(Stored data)
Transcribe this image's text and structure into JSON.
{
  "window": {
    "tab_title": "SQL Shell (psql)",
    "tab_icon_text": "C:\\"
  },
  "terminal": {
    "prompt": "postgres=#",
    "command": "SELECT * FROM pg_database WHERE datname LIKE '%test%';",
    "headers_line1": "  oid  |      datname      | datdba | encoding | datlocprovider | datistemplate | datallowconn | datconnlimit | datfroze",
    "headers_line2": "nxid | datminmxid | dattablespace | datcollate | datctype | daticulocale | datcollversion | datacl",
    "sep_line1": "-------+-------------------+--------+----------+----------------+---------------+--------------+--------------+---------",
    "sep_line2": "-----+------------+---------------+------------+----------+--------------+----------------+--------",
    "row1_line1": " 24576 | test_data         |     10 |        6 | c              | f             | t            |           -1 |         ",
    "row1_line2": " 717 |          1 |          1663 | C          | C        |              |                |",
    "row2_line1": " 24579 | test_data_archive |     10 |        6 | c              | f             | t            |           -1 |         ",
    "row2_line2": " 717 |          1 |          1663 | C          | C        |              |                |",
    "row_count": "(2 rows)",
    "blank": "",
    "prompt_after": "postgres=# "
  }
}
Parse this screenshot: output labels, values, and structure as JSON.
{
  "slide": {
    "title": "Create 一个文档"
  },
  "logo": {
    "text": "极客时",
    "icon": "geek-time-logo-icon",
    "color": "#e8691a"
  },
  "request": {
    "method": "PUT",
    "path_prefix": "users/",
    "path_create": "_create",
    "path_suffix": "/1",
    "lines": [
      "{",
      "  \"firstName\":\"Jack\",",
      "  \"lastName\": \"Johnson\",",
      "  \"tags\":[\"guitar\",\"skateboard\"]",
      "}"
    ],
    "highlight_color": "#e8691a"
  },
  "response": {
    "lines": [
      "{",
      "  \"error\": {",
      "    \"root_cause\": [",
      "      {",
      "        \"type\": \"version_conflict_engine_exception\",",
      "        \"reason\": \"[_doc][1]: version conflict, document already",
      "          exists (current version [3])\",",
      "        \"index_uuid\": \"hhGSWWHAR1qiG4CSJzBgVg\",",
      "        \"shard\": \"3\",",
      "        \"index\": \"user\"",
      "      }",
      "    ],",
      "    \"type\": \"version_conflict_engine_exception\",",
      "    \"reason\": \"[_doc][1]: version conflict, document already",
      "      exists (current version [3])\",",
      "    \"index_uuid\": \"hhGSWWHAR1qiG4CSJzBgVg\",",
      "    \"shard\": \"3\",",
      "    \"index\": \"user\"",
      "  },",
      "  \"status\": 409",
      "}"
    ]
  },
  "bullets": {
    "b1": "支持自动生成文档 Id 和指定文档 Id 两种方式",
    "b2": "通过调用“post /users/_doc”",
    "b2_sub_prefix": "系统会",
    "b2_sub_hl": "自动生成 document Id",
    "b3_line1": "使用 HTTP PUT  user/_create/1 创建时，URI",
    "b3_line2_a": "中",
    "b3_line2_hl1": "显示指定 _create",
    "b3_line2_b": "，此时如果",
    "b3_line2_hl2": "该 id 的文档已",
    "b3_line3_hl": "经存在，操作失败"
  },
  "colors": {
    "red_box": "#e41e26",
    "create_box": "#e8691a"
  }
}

## EXERCISE GOAL
Every record shown above must be echoed exactly.

## RESPONSE FOR THIS EXERCISE
Transcribe this image's text and structure into JSON.
{
  "window": {
    "tab_title": "SQL Shell (psql)",
    "tab_icon_text": "C:\\"
  },
  "terminal": {
    "prompt": "postgres=#",
    "command": "SELECT * FROM pg_database WHERE datname LIKE '%test%';",
    "headers_line1": "  oid  |      datname      | datdba | encoding | datlocprovider | datistemplate | datallowconn | datconnlimit | datfroze",
    "headers_line2": "nxid | datminmxid | dattablespace | datcollate | datctype | daticulocale | datcollversion | datacl",
    "sep_line1": "-------+-------------------+--------+----------+----------------+---------------+--------------+--------------+---------",
    "sep_line2": "-----+------------+---------------+------------+----------+--------------+----------------+--------",
    "row1_line1": " 24576 | test_data         |     10 |        6 | c              | f             | t            |           -1 |         ",
    "row1_line2": " 717 |          1 |          1663 | C          | C        |              |                |",
    "row2_line1": " 24579 | test_data_archive |     10 |        6 | c              | f             | t            |           -1 |         ",
    "row2_line2": " 717 |          1 |          1663 | C          | C        |              |                |",
    "row_count": "(2 rows)",
    "blank": "",
    "prompt_after": "postgres=# "
  }
}
Parse this screenshot: output labels, values, and structure as JSON.
{
  "slide": {
    "title": "Create 一个文档"
  },
  "logo": {
    "text": "极客时",
    "icon": "geek-time-logo-icon",
    "color": "#e8691a"
  },
  "request": {
    "method": "PUT",
    "path_prefix": "users/",
    "path_create": "_create",
    "path_suffix": "/1",
    "lines": [
      "{",
      "  \"firstName\":\"Jack\",",
      "  \"lastName\": \"Johnson\",",
      "  \"tags\":[\"guitar\",\"skateboard\"]",
      "}"
    ],
    "highlight_color": "#e8691a"
  },
  "response": {
    "lines": [
      "{",
      "  \"error\": {",
      "    \"root_cause\": [",
      "      {",
      "        \"type\": \"version_conflict_engine_exception\",",
      "        \"reason\": \"[_doc][1]: version conflict, document already",
      "          exists (current version [3])\",",
      "        \"index_uuid\": \"hhGSWWHAR1qiG4CSJzBgVg\",",
      "        \"shard\": \"3\",",
      "        \"index\": \"user\"",
      "      }",
      "    ],",
      "    \"type\": \"version_conflict_engine_exception\",",
      "    \"reason\": \"[_doc][1]: version conflict, document already",
      "      exists (current version [3])\",",
      "    \"index_uuid\": \"hhGSWWHAR1qiG4CSJzBgVg\",",
      "    \"shard\": \"3\",",
      "    \"index\": \"user\"",
      "  },",
      "  \"status\": 409",
      "}"
    ]
  },
  "bullets": {
    "b1": "支持自动生成文档 Id 和指定文档 Id 两种方式",
    "b2": "通过调用“post /users/_doc”",
    "b2_sub_prefix": "系统会",
    "b2_sub_hl": "自动生成 document Id",
    "b3_line1": "使用 HTTP PUT  user/_create/1 创建时，URI",
    "b3_line2_a": "中",
    "b3_line2_hl1": "显示指定 _create",
    "b3_line2_b": "，此时如果",
    "b3_line2_hl2": "该 id 的文档已",
    "b3_line3_hl": "经存在，操作失败"
  },
  "colors": {
    "red_box": "#e41e26",
    "create_box": "#e8691a"
  }
}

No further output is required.